● What to work on: Set down the full listing exactly as given. Any pictures are to be left out.

● Stored data:
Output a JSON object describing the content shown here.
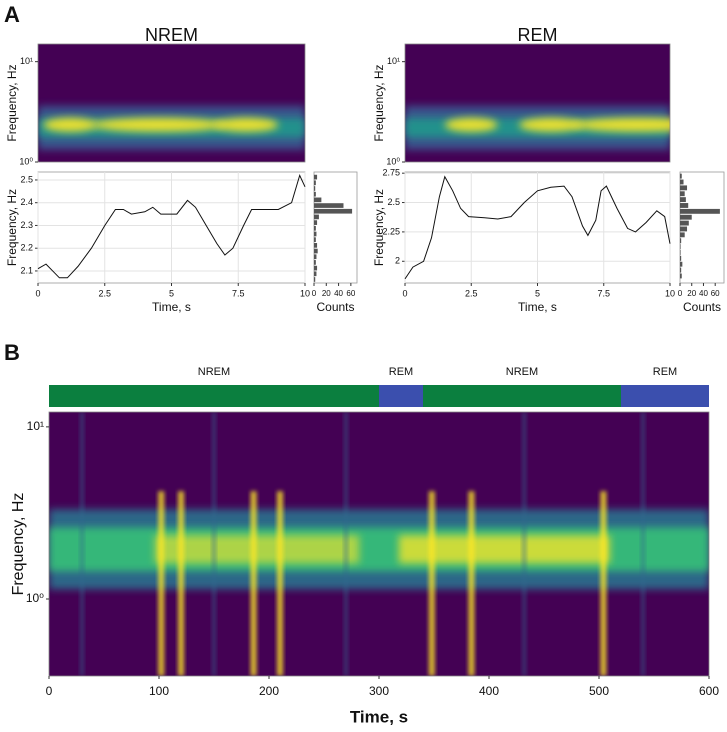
{
  "panel_labels": [
    "A",
    "B"
  ],
  "chart_data": [
    {
      "type": "spectrogram",
      "title": "NREM",
      "ylabel": "Frequency, Hz",
      "log_y": true,
      "ylim": [
        1,
        15
      ],
      "yticks": [
        {
          "value": 1,
          "label": "10⁰"
        },
        {
          "value": 10,
          "label": "10¹"
        }
      ]
    },
    {
      "type": "line",
      "xlabel": "Time, s",
      "ylabel": "Frequency, Hz",
      "color": "#111111",
      "grid": true,
      "xlim": [
        0,
        10
      ],
      "xticks": [
        0,
        2.5,
        5,
        7.5,
        10
      ],
      "ylim": [
        2.047,
        2.535
      ],
      "yticks": [
        2.1,
        2.2,
        2.3,
        2.4,
        2.5
      ],
      "x": [
        0,
        0.3,
        0.8,
        1.1,
        1.5,
        2,
        2.5,
        2.9,
        3.2,
        3.5,
        4,
        4.3,
        4.6,
        5.2,
        5.6,
        5.9,
        6.3,
        6.7,
        7,
        7.3,
        7.7,
        8,
        8.5,
        9,
        9.5,
        9.8,
        10
      ],
      "values": [
        2.11,
        2.13,
        2.07,
        2.07,
        2.12,
        2.2,
        2.3,
        2.37,
        2.37,
        2.35,
        2.36,
        2.38,
        2.35,
        2.35,
        2.41,
        2.38,
        2.3,
        2.22,
        2.17,
        2.2,
        2.3,
        2.37,
        2.37,
        2.37,
        2.4,
        2.52,
        2.47
      ]
    },
    {
      "type": "histogram",
      "orientation": "horizontal",
      "xlabel": "Counts",
      "color": "#555555",
      "xlim": [
        0,
        70
      ],
      "xticks": [
        0,
        20,
        40,
        60
      ],
      "ylim": [
        2.047,
        2.535
      ],
      "bins": [
        2.05,
        2.075,
        2.1,
        2.125,
        2.15,
        2.175,
        2.2,
        2.225,
        2.25,
        2.275,
        2.3,
        2.325,
        2.35,
        2.375,
        2.4,
        2.425,
        2.45,
        2.475,
        2.5,
        2.525
      ],
      "values": [
        2,
        4,
        5,
        3,
        4,
        6,
        5,
        3,
        4,
        3,
        5,
        8,
        62,
        48,
        12,
        3,
        2,
        3,
        5
      ]
    },
    {
      "type": "spectrogram",
      "title": "REM",
      "ylabel": "Frequency, Hz",
      "log_y": true,
      "ylim": [
        1,
        15
      ],
      "yticks": [
        {
          "value": 1,
          "label": "10⁰"
        },
        {
          "value": 10,
          "label": "10¹"
        }
      ]
    },
    {
      "type": "line",
      "xlabel": "Time, s",
      "ylabel": "Frequency, Hz",
      "color": "#111111",
      "grid": true,
      "xlim": [
        0,
        10
      ],
      "xticks": [
        0,
        2.5,
        5,
        7.5,
        10
      ],
      "ylim": [
        1.815,
        2.76
      ],
      "yticks": [
        2,
        2.25,
        2.5,
        2.75
      ],
      "x": [
        0,
        0.3,
        0.7,
        1,
        1.3,
        1.5,
        1.8,
        2.1,
        2.4,
        3,
        3.5,
        4,
        4.5,
        5,
        5.5,
        6,
        6.3,
        6.7,
        6.9,
        7.2,
        7.4,
        7.6,
        8,
        8.4,
        8.7,
        9.1,
        9.5,
        9.8,
        10
      ],
      "values": [
        1.85,
        1.95,
        2,
        2.2,
        2.55,
        2.72,
        2.6,
        2.45,
        2.38,
        2.37,
        2.36,
        2.38,
        2.5,
        2.6,
        2.63,
        2.64,
        2.55,
        2.3,
        2.22,
        2.35,
        2.6,
        2.64,
        2.45,
        2.28,
        2.25,
        2.33,
        2.43,
        2.38,
        2.15
      ]
    },
    {
      "type": "histogram",
      "orientation": "horizontal",
      "xlabel": "Counts",
      "color": "#555555",
      "xlim": [
        0,
        75
      ],
      "xticks": [
        0,
        20,
        40,
        60
      ],
      "ylim": [
        1.815,
        2.76
      ],
      "bins": [
        1.85,
        1.9,
        1.95,
        2,
        2.05,
        2.1,
        2.15,
        2.2,
        2.25,
        2.3,
        2.35,
        2.4,
        2.45,
        2.5,
        2.55,
        2.6,
        2.65,
        2.7,
        2.75
      ],
      "values": [
        3,
        2,
        4,
        2,
        1,
        1,
        2,
        8,
        12,
        15,
        20,
        68,
        14,
        10,
        8,
        12,
        6,
        3
      ]
    },
    {
      "type": "hypnogram",
      "xlim": [
        0,
        600
      ],
      "segments": [
        {
          "label": "NREM",
          "start": 0,
          "end": 300,
          "color": "#0b7f3f"
        },
        {
          "label": "REM",
          "start": 300,
          "end": 340,
          "color": "#3b4fae"
        },
        {
          "label": "NREM",
          "start": 340,
          "end": 520,
          "color": "#0b7f3f"
        },
        {
          "label": "REM",
          "start": 520,
          "end": 600,
          "color": "#3b4fae"
        }
      ]
    },
    {
      "type": "spectrogram",
      "xlabel": "Time, s",
      "ylabel": "Frequency, Hz",
      "log_y": true,
      "xlim": [
        0,
        600
      ],
      "xticks": [
        0,
        100,
        200,
        300,
        400,
        500,
        600
      ],
      "ylim": [
        0.357,
        12.2
      ],
      "yticks": [
        {
          "value": 1,
          "label": "10⁰"
        },
        {
          "value": 10,
          "label": "10¹"
        }
      ]
    }
  ]
}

● Exercise solution:
Output a JSON object describing the content shown here.
{
  "panel_labels": [
    "A",
    "B"
  ],
  "chart_data": [
    {
      "type": "spectrogram",
      "title": "NREM",
      "ylabel": "Frequency, Hz",
      "log_y": true,
      "ylim": [
        1,
        15
      ],
      "yticks": [
        {
          "value": 1,
          "label": "10⁰"
        },
        {
          "value": 10,
          "label": "10¹"
        }
      ]
    },
    {
      "type": "line",
      "xlabel": "Time, s",
      "ylabel": "Frequency, Hz",
      "color": "#111111",
      "grid": true,
      "xlim": [
        0,
        10
      ],
      "xticks": [
        0,
        2.5,
        5,
        7.5,
        10
      ],
      "ylim": [
        2.047,
        2.535
      ],
      "yticks": [
        2.1,
        2.2,
        2.3,
        2.4,
        2.5
      ],
      "x": [
        0,
        0.3,
        0.8,
        1.1,
        1.5,
        2,
        2.5,
        2.9,
        3.2,
        3.5,
        4,
        4.3,
        4.6,
        5.2,
        5.6,
        5.9,
        6.3,
        6.7,
        7,
        7.3,
        7.7,
        8,
        8.5,
        9,
        9.5,
        9.8,
        10
      ],
      "values": [
        2.11,
        2.13,
        2.07,
        2.07,
        2.12,
        2.2,
        2.3,
        2.37,
        2.37,
        2.35,
        2.36,
        2.38,
        2.35,
        2.35,
        2.41,
        2.38,
        2.3,
        2.22,
        2.17,
        2.2,
        2.3,
        2.37,
        2.37,
        2.37,
        2.4,
        2.52,
        2.47
      ]
    },
    {
      "type": "histogram",
      "orientation": "horizontal",
      "xlabel": "Counts",
      "color": "#555555",
      "xlim": [
        0,
        70
      ],
      "xticks": [
        0,
        20,
        40,
        60
      ],
      "ylim": [
        2.047,
        2.535
      ],
      "bins": [
        2.05,
        2.075,
        2.1,
        2.125,
        2.15,
        2.175,
        2.2,
        2.225,
        2.25,
        2.275,
        2.3,
        2.325,
        2.35,
        2.375,
        2.4,
        2.425,
        2.45,
        2.475,
        2.5,
        2.525
      ],
      "values": [
        2,
        4,
        5,
        3,
        4,
        6,
        5,
        3,
        4,
        3,
        5,
        8,
        62,
        48,
        12,
        3,
        2,
        3,
        5
      ]
    },
    {
      "type": "spectrogram",
      "title": "REM",
      "ylabel": "Frequency, Hz",
      "log_y": true,
      "ylim": [
        1,
        15
      ],
      "yticks": [
        {
          "value": 1,
          "label": "10⁰"
        },
        {
          "value": 10,
          "label": "10¹"
        }
      ]
    },
    {
      "type": "line",
      "xlabel": "Time, s",
      "ylabel": "Frequency, Hz",
      "color": "#111111",
      "grid": true,
      "xlim": [
        0,
        10
      ],
      "xticks": [
        0,
        2.5,
        5,
        7.5,
        10
      ],
      "ylim": [
        1.815,
        2.76
      ],
      "yticks": [
        2,
        2.25,
        2.5,
        2.75
      ],
      "x": [
        0,
        0.3,
        0.7,
        1,
        1.3,
        1.5,
        1.8,
        2.1,
        2.4,
        3,
        3.5,
        4,
        4.5,
        5,
        5.5,
        6,
        6.3,
        6.7,
        6.9,
        7.2,
        7.4,
        7.6,
        8,
        8.4,
        8.7,
        9.1,
        9.5,
        9.8,
        10
      ],
      "values": [
        1.85,
        1.95,
        2,
        2.2,
        2.55,
        2.72,
        2.6,
        2.45,
        2.38,
        2.37,
        2.36,
        2.38,
        2.5,
        2.6,
        2.63,
        2.64,
        2.55,
        2.3,
        2.22,
        2.35,
        2.6,
        2.64,
        2.45,
        2.28,
        2.25,
        2.33,
        2.43,
        2.38,
        2.15
      ]
    },
    {
      "type": "histogram",
      "orientation": "horizontal",
      "xlabel": "Counts",
      "color": "#555555",
      "xlim": [
        0,
        75
      ],
      "xticks": [
        0,
        20,
        40,
        60
      ],
      "ylim": [
        1.815,
        2.76
      ],
      "bins": [
        1.85,
        1.9,
        1.95,
        2,
        2.05,
        2.1,
        2.15,
        2.2,
        2.25,
        2.3,
        2.35,
        2.4,
        2.45,
        2.5,
        2.55,
        2.6,
        2.65,
        2.7,
        2.75
      ],
      "values": [
        3,
        2,
        4,
        2,
        1,
        1,
        2,
        8,
        12,
        15,
        20,
        68,
        14,
        10,
        8,
        12,
        6,
        3
      ]
    },
    {
      "type": "hypnogram",
      "xlim": [
        0,
        600
      ],
      "segments": [
        {
          "label": "NREM",
          "start": 0,
          "end": 300,
          "color": "#0b7f3f"
        },
        {
          "label": "REM",
          "start": 300,
          "end": 340,
          "color": "#3b4fae"
        },
        {
          "label": "NREM",
          "start": 340,
          "end": 520,
          "color": "#0b7f3f"
        },
        {
          "label": "REM",
          "start": 520,
          "end": 600,
          "color": "#3b4fae"
        }
      ]
    },
    {
      "type": "spectrogram",
      "xlabel": "Time, s",
      "ylabel": "Frequency, Hz",
      "log_y": true,
      "xlim": [
        0,
        600
      ],
      "xticks": [
        0,
        100,
        200,
        300,
        400,
        500,
        600
      ],
      "ylim": [
        0.357,
        12.2
      ],
      "yticks": [
        {
          "value": 1,
          "label": "10⁰"
        },
        {
          "value": 10,
          "label": "10¹"
        }
      ]
    }
  ]
}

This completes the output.